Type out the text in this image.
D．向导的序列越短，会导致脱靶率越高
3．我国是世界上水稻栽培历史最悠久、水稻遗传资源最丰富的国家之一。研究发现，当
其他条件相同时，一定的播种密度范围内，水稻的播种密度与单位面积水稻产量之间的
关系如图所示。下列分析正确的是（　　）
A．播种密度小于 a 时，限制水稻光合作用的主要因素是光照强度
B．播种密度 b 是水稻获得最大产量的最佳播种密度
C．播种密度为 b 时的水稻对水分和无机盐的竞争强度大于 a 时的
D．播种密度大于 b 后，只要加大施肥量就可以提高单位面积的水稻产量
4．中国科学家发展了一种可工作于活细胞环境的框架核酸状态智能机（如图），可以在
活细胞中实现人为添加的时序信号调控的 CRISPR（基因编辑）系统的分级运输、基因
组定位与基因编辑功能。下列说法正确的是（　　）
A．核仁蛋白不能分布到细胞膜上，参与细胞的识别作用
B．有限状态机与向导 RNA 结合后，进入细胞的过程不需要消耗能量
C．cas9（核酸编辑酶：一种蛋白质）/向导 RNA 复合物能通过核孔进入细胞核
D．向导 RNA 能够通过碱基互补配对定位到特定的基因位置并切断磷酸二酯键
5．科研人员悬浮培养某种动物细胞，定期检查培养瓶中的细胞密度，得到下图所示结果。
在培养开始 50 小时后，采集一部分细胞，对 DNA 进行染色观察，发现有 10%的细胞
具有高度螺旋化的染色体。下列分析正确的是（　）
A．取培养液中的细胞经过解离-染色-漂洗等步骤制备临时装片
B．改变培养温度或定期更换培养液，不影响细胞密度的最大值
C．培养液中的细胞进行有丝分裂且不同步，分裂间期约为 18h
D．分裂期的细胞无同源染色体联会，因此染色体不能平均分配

*****

▸ What the task asks
Each entry must be reproduced verbatim.

▸ Answer to this problem
Type out the text in this image.
D．向导的序列越短，会导致脱靶率越高
3．我国是世界上水稻栽培历史最悠久、水稻遗传资源最丰富的国家之一。研究发现，当
其他条件相同时，一定的播种密度范围内，水稻的播种密度与单位面积水稻产量之间的
关系如图所示。下列分析正确的是（　　）
A．播种密度小于 a 时，限制水稻光合作用的主要因素是光照强度
B．播种密度 b 是水稻获得最大产量的最佳播种密度
C．播种密度为 b 时的水稻对水分和无机盐的竞争强度大于 a 时的
D．播种密度大于 b 后，只要加大施肥量就可以提高单位面积的水稻产量
4．中国科学家发展了一种可工作于活细胞环境的框架核酸状态智能机（如图），可以在
活细胞中实现人为添加的时序信号调控的 CRISPR（基因编辑）系统的分级运输、基因
组定位与基因编辑功能。下列说法正确的是（　　）
A．核仁蛋白不能分布到细胞膜上，参与细胞的识别作用
B．有限状态机与向导 RNA 结合后，进入细胞的过程不需要消耗能量
C．cas9（核酸编辑酶：一种蛋白质）/向导 RNA 复合物能通过核孔进入细胞核
D．向导 RNA 能够通过碱基互补配对定位到特定的基因位置并切断磷酸二酯键
5．科研人员悬浮培养某种动物细胞，定期检查培养瓶中的细胞密度，得到下图所示结果。
在培养开始 50 小时后，采集一部分细胞，对 DNA 进行染色观察，发现有 10%的细胞
具有高度螺旋化的染色体。下列分析正确的是（　）
A．取培养液中的细胞经过解离-染色-漂洗等步骤制备临时装片
B．改变培养温度或定期更换培养液，不影响细胞密度的最大值
C．培养液中的细胞进行有丝分裂且不同步，分裂间期约为 18h
D．分裂期的细胞无同源染色体联会，因此染色体不能平均分配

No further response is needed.